[start Dataset excerpts]

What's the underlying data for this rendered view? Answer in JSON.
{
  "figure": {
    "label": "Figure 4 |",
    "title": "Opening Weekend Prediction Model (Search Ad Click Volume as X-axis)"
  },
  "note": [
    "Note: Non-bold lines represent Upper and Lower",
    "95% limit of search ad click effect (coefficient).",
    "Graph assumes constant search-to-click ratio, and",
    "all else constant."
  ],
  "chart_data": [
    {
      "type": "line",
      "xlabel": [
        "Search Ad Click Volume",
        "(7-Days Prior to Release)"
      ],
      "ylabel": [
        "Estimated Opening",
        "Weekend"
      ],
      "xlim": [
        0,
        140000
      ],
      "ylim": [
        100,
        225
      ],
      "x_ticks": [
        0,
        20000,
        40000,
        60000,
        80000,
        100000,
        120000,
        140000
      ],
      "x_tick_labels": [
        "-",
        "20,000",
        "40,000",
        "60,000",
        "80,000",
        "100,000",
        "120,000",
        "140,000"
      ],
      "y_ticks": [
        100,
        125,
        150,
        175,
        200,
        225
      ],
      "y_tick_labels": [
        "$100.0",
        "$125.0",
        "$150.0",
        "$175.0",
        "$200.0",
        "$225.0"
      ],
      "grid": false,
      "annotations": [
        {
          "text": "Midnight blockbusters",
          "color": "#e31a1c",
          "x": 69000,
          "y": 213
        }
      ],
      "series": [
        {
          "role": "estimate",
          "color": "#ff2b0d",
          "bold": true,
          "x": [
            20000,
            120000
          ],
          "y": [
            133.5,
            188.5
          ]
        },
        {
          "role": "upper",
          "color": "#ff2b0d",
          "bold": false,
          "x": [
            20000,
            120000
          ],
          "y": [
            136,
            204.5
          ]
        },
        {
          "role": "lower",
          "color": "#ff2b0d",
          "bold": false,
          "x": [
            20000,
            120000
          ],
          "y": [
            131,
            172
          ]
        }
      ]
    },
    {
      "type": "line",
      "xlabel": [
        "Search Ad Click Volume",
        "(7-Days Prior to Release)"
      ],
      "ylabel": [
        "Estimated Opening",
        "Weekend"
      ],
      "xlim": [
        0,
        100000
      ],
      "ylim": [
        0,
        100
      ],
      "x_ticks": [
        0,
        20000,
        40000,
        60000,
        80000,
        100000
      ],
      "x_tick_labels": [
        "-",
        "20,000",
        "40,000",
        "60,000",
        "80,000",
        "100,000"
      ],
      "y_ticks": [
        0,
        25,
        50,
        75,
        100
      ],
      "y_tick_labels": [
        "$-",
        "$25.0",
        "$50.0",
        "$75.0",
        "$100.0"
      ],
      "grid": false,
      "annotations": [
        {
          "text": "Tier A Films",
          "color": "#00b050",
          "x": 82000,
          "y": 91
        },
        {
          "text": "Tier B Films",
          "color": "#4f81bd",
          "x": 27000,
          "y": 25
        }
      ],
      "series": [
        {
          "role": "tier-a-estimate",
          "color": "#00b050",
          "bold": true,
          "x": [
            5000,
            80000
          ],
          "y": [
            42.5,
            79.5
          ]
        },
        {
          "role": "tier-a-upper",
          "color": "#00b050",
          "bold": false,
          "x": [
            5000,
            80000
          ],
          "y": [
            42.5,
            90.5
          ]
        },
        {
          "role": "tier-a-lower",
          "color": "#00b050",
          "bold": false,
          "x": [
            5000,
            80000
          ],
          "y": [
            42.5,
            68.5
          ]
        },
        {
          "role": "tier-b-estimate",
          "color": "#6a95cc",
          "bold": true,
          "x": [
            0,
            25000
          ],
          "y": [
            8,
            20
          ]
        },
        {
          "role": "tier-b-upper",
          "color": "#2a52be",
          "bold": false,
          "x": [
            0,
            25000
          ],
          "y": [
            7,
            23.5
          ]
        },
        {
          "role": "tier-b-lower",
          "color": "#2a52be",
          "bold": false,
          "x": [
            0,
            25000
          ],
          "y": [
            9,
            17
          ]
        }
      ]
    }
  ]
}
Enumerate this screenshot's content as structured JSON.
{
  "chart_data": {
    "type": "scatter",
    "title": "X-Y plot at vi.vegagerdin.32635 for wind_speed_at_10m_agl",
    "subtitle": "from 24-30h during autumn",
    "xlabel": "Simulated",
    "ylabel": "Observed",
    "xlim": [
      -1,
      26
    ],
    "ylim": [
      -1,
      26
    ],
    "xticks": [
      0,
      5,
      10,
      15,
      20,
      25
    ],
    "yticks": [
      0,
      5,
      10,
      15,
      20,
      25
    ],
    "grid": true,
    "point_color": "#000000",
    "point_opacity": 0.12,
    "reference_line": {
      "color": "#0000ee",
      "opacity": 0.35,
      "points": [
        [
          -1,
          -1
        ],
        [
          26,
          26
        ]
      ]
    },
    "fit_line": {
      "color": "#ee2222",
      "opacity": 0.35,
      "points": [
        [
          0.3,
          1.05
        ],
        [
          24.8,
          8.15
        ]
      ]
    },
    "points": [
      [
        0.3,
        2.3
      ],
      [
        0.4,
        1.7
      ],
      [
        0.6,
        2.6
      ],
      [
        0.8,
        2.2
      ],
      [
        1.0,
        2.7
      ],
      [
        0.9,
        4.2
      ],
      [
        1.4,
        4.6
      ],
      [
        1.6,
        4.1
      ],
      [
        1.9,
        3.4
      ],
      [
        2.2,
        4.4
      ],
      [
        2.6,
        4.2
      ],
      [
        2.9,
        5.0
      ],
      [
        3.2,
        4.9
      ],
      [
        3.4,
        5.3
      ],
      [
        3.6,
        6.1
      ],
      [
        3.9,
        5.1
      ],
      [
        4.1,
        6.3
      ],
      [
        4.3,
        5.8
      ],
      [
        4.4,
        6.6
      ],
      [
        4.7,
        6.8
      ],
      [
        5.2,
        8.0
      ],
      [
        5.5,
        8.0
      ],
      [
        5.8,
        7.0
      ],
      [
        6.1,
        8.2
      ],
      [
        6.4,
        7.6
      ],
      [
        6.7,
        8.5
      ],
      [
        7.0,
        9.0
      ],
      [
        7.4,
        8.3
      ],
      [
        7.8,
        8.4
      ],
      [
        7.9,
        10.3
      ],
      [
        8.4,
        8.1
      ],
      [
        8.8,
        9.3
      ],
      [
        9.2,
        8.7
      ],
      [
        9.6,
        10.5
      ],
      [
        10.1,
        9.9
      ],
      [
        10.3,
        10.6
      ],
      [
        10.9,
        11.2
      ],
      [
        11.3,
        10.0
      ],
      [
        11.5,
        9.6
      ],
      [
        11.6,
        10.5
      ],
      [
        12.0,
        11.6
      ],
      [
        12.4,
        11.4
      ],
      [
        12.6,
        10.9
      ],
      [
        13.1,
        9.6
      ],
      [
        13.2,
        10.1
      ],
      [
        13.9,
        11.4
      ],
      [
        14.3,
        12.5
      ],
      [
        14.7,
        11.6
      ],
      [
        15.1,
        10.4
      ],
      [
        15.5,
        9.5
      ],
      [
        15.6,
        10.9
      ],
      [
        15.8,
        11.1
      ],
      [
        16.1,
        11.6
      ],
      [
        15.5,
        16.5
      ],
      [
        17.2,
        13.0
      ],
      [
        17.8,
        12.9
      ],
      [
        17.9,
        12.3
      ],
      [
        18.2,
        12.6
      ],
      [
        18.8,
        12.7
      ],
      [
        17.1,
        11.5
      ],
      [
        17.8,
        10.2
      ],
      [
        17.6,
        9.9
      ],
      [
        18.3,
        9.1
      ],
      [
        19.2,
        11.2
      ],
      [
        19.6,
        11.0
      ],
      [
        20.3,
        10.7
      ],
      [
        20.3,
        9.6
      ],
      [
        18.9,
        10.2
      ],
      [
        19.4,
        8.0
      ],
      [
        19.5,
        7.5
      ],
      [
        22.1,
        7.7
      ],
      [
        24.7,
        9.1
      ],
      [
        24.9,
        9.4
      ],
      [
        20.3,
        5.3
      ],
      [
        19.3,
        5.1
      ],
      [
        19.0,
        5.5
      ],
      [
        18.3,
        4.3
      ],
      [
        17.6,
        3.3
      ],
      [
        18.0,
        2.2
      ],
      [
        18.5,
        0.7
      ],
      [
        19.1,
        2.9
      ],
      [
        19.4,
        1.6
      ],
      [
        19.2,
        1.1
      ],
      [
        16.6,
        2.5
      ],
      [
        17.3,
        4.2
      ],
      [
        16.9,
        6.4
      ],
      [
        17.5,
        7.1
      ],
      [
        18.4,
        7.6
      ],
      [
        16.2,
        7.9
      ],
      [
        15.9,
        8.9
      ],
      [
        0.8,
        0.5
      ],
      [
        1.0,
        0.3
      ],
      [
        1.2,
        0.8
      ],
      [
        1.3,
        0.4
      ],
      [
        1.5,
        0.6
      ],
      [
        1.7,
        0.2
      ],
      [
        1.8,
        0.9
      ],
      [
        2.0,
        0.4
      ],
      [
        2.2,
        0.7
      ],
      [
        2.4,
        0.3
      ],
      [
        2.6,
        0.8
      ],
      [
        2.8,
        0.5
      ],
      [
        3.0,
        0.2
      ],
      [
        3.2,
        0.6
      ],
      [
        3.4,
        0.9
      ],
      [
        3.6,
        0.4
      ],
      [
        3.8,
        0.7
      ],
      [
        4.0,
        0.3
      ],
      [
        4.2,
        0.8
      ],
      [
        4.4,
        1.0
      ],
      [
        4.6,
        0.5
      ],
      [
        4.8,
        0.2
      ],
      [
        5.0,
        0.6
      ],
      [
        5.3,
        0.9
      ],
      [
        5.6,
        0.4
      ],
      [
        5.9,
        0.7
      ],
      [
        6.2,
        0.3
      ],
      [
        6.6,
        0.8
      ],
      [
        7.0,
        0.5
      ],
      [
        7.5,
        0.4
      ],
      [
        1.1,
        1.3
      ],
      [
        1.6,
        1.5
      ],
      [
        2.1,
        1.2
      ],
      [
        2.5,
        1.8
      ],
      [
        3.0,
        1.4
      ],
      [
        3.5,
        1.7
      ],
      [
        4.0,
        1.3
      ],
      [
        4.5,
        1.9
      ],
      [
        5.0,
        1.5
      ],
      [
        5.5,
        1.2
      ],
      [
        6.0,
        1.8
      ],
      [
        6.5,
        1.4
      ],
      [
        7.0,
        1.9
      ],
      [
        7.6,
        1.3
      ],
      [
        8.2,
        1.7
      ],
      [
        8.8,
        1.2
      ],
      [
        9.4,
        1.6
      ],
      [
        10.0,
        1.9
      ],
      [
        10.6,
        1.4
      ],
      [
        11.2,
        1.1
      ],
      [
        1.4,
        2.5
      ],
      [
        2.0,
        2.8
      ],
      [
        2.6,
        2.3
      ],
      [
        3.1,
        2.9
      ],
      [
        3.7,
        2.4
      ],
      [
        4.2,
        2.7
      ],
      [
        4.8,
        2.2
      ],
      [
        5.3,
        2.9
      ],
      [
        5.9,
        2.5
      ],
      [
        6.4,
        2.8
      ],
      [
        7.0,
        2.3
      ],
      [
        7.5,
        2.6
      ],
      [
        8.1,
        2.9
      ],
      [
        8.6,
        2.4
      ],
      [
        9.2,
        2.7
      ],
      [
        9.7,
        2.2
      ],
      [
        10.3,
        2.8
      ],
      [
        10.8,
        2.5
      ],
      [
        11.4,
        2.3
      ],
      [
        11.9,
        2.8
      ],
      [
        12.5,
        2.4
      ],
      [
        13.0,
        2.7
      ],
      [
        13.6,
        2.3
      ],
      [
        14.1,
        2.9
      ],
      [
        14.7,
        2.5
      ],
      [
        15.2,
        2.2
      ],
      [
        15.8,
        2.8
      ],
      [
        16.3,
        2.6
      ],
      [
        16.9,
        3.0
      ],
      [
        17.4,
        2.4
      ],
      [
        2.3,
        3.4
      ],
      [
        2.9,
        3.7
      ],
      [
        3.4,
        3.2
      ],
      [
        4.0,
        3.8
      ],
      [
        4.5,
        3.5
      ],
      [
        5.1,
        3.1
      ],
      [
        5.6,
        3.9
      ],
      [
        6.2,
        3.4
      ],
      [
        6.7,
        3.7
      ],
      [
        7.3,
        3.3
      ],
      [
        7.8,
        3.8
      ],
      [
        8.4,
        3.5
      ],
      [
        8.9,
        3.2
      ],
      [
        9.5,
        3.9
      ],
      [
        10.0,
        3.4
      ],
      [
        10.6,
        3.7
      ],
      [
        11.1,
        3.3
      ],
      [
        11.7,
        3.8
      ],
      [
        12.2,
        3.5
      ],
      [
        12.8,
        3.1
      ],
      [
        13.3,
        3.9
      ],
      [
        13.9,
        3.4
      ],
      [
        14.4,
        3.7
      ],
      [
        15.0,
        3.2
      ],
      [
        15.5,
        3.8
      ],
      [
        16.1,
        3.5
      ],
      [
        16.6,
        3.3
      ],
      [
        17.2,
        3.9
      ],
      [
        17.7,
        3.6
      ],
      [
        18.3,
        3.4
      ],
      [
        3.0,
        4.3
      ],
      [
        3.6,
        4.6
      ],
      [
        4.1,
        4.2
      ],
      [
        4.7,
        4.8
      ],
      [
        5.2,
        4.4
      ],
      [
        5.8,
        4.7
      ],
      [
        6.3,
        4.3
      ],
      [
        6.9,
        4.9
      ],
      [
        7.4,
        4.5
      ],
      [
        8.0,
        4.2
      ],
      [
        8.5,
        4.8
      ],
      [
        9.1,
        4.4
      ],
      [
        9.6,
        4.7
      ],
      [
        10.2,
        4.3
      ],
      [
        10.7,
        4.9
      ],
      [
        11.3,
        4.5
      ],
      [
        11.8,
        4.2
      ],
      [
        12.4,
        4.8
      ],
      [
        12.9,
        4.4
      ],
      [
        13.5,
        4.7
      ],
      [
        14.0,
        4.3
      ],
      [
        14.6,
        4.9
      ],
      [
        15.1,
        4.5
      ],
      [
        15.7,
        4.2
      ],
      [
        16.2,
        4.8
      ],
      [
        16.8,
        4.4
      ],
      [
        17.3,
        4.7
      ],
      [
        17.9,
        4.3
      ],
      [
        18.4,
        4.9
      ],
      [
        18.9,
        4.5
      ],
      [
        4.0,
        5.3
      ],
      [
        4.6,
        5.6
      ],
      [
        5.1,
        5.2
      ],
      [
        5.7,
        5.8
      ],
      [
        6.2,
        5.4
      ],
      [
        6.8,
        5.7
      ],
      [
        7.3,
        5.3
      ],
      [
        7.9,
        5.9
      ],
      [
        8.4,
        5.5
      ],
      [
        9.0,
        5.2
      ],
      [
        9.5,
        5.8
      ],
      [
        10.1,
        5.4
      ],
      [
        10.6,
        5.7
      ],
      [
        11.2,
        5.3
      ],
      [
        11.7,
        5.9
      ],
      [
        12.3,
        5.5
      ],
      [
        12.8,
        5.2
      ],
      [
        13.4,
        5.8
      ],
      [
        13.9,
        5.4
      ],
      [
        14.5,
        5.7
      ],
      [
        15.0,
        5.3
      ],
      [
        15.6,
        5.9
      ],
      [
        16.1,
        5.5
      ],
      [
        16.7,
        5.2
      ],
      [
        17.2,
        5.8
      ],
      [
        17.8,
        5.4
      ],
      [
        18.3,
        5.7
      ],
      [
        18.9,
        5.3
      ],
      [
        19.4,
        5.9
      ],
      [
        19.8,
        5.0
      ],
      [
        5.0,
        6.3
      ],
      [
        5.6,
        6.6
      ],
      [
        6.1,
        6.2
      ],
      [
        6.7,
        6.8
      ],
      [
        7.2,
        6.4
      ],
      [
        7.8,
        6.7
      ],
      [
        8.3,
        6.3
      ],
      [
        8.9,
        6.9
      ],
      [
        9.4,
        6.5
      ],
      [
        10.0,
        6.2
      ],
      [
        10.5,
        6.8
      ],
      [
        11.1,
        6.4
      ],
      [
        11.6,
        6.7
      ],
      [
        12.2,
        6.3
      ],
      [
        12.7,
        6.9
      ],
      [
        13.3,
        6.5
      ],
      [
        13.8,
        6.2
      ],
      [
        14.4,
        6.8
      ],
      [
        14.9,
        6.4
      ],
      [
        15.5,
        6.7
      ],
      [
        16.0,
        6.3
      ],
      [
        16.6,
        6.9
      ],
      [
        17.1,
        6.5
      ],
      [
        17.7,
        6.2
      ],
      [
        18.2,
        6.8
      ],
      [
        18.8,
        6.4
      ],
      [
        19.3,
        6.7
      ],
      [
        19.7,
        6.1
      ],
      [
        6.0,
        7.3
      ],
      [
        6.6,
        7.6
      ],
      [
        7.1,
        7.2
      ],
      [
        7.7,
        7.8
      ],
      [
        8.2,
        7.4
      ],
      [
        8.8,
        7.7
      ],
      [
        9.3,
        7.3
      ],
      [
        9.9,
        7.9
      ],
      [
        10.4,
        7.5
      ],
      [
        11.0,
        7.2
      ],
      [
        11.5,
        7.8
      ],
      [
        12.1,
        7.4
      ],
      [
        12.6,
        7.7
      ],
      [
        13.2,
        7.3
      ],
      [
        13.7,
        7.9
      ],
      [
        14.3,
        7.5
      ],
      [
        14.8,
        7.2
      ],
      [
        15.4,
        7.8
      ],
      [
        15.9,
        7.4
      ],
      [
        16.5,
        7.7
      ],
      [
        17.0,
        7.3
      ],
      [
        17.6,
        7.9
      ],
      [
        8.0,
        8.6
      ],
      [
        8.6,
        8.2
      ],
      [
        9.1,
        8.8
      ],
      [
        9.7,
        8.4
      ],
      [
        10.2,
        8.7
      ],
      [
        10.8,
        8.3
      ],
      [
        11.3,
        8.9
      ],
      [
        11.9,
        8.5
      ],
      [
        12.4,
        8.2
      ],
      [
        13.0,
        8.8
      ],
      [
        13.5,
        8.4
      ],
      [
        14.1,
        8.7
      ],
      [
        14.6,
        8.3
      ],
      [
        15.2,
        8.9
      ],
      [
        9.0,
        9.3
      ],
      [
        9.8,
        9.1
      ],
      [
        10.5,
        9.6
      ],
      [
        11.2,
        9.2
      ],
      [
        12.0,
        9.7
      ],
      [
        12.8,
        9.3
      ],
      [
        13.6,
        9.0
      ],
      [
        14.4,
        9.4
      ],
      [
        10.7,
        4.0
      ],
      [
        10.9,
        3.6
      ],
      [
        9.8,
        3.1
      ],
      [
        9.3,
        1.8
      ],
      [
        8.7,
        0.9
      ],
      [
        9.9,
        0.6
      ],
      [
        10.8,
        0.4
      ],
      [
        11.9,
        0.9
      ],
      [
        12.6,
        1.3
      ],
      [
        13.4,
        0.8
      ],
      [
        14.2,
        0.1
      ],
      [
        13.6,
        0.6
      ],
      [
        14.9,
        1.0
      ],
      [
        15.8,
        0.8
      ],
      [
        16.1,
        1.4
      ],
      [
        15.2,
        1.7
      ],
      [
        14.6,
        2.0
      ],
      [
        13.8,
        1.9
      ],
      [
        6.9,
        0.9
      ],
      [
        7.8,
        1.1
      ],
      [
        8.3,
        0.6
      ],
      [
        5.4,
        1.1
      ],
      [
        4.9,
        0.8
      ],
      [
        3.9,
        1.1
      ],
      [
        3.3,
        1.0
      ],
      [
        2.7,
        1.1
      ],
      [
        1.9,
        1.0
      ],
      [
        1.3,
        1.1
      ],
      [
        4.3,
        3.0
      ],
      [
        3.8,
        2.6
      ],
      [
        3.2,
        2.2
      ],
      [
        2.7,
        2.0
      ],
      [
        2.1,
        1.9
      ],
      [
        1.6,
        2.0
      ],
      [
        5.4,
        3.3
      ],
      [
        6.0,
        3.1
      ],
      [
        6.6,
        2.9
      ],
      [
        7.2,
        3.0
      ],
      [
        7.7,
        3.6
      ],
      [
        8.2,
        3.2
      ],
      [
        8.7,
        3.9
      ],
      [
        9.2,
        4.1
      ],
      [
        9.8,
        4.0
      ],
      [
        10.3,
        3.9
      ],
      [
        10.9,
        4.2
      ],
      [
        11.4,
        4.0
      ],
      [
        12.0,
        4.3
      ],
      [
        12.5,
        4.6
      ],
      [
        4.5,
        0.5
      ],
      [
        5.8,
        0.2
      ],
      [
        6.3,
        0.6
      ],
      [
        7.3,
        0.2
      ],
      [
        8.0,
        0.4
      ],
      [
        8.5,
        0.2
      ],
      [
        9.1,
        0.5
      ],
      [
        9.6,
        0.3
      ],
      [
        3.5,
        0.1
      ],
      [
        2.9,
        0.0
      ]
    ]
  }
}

[end Dataset excerpts]

The task:
Identify every line above with the string "JSON" in it. Copy those lines.

Answer below:
What's the underlying data for this rendered view? Answer in JSON.
Enumerate this screenshot's content as structured JSON.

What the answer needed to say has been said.